*Structured figure records*

═══

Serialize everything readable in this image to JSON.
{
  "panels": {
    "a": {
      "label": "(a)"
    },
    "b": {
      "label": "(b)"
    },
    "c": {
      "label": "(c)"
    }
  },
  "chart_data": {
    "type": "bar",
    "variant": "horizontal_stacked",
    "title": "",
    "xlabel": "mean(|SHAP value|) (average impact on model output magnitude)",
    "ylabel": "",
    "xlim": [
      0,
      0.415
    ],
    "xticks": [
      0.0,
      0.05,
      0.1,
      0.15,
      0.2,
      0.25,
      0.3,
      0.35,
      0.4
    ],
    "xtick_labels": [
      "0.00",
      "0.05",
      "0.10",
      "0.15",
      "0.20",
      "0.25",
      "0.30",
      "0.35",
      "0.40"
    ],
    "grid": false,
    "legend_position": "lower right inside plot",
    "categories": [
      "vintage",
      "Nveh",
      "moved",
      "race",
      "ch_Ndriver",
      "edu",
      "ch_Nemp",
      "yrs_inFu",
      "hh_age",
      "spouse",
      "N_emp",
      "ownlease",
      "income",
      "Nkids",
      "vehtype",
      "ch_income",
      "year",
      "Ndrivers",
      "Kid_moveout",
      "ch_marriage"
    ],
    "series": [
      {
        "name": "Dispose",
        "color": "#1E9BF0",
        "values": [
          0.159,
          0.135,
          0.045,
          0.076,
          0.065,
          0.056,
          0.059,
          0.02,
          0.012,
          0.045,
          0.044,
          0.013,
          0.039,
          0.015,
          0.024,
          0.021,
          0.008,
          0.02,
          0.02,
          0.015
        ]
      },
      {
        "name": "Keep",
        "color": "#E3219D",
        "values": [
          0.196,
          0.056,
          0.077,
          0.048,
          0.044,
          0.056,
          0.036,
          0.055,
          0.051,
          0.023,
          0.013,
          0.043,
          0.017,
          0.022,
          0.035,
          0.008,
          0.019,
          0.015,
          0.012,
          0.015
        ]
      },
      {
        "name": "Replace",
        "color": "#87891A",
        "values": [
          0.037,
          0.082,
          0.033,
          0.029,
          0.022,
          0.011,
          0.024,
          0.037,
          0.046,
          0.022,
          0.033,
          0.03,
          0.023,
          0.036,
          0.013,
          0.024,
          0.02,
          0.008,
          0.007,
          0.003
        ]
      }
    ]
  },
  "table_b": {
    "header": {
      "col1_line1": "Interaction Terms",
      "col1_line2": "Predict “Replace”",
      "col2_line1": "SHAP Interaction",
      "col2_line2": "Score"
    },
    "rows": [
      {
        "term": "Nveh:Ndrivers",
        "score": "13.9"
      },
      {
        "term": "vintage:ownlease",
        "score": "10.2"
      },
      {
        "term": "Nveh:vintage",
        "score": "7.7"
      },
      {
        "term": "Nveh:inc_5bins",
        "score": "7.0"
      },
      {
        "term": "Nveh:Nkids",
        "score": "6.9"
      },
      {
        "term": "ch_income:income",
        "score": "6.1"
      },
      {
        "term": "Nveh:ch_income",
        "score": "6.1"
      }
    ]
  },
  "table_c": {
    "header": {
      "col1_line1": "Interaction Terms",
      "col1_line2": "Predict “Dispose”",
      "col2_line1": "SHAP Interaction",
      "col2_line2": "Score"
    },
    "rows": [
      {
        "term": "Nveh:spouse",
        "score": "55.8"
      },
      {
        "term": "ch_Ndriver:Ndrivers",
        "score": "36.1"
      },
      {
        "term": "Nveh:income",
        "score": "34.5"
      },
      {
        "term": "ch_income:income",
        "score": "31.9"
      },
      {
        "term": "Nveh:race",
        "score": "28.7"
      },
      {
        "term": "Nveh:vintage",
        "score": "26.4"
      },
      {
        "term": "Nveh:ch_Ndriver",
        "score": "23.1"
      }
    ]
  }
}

═══

*Directions for this task*
Repeat all of the entries exactly.

*Expected output*
Serialize everything readable in this image to JSON.
{
  "panels": {
    "a": {
      "label": "(a)"
    },
    "b": {
      "label": "(b)"
    },
    "c": {
      "label": "(c)"
    }
  },
  "chart_data": {
    "type": "bar",
    "variant": "horizontal_stacked",
    "title": "",
    "xlabel": "mean(|SHAP value|) (average impact on model output magnitude)",
    "ylabel": "",
    "xlim": [
      0,
      0.415
    ],
    "xticks": [
      0.0,
      0.05,
      0.1,
      0.15,
      0.2,
      0.25,
      0.3,
      0.35,
      0.4
    ],
    "xtick_labels": [
      "0.00",
      "0.05",
      "0.10",
      "0.15",
      "0.20",
      "0.25",
      "0.30",
      "0.35",
      "0.40"
    ],
    "grid": false,
    "legend_position": "lower right inside plot",
    "categories": [
      "vintage",
      "Nveh",
      "moved",
      "race",
      "ch_Ndriver",
      "edu",
      "ch_Nemp",
      "yrs_inFu",
      "hh_age",
      "spouse",
      "N_emp",
      "ownlease",
      "income",
      "Nkids",
      "vehtype",
      "ch_income",
      "year",
      "Ndrivers",
      "Kid_moveout",
      "ch_marriage"
    ],
    "series": [
      {
        "name": "Dispose",
        "color": "#1E9BF0",
        "values": [
          0.159,
          0.135,
          0.045,
          0.076,
          0.065,
          0.056,
          0.059,
          0.02,
          0.012,
          0.045,
          0.044,
          0.013,
          0.039,
          0.015,
          0.024,
          0.021,
          0.008,
          0.02,
          0.02,
          0.015
        ]
      },
      {
        "name": "Keep",
        "color": "#E3219D",
        "values": [
          0.196,
          0.056,
          0.077,
          0.048,
          0.044,
          0.056,
          0.036,
          0.055,
          0.051,
          0.023,
          0.013,
          0.043,
          0.017,
          0.022,
          0.035,
          0.008,
          0.019,
          0.015,
          0.012,
          0.015
        ]
      },
      {
        "name": "Replace",
        "color": "#87891A",
        "values": [
          0.037,
          0.082,
          0.033,
          0.029,
          0.022,
          0.011,
          0.024,
          0.037,
          0.046,
          0.022,
          0.033,
          0.03,
          0.023,
          0.036,
          0.013,
          0.024,
          0.02,
          0.008,
          0.007,
          0.003
        ]
      }
    ]
  },
  "table_b": {
    "header": {
      "col1_line1": "Interaction Terms",
      "col1_line2": "Predict “Replace”",
      "col2_line1": "SHAP Interaction",
      "col2_line2": "Score"
    },
    "rows": [
      {
        "term": "Nveh:Ndrivers",
        "score": "13.9"
      },
      {
        "term": "vintage:ownlease",
        "score": "10.2"
      },
      {
        "term": "Nveh:vintage",
        "score": "7.7"
      },
      {
        "term": "Nveh:inc_5bins",
        "score": "7.0"
      },
      {
        "term": "Nveh:Nkids",
        "score": "6.9"
      },
      {
        "term": "ch_income:income",
        "score": "6.1"
      },
      {
        "term": "Nveh:ch_income",
        "score": "6.1"
      }
    ]
  },
  "table_c": {
    "header": {
      "col1_line1": "Interaction Terms",
      "col1_line2": "Predict “Dispose”",
      "col2_line1": "SHAP Interaction",
      "col2_line2": "Score"
    },
    "rows": [
      {
        "term": "Nveh:spouse",
        "score": "55.8"
      },
      {
        "term": "ch_Ndriver:Ndrivers",
        "score": "36.1"
      },
      {
        "term": "Nveh:income",
        "score": "34.5"
      },
      {
        "term": "ch_income:income",
        "score": "31.9"
      },
      {
        "term": "Nveh:race",
        "score": "28.7"
      },
      {
        "term": "Nveh:vintage",
        "score": "26.4"
      },
      {
        "term": "Nveh:ch_Ndriver",
        "score": "23.1"
      }
    ]
  }
}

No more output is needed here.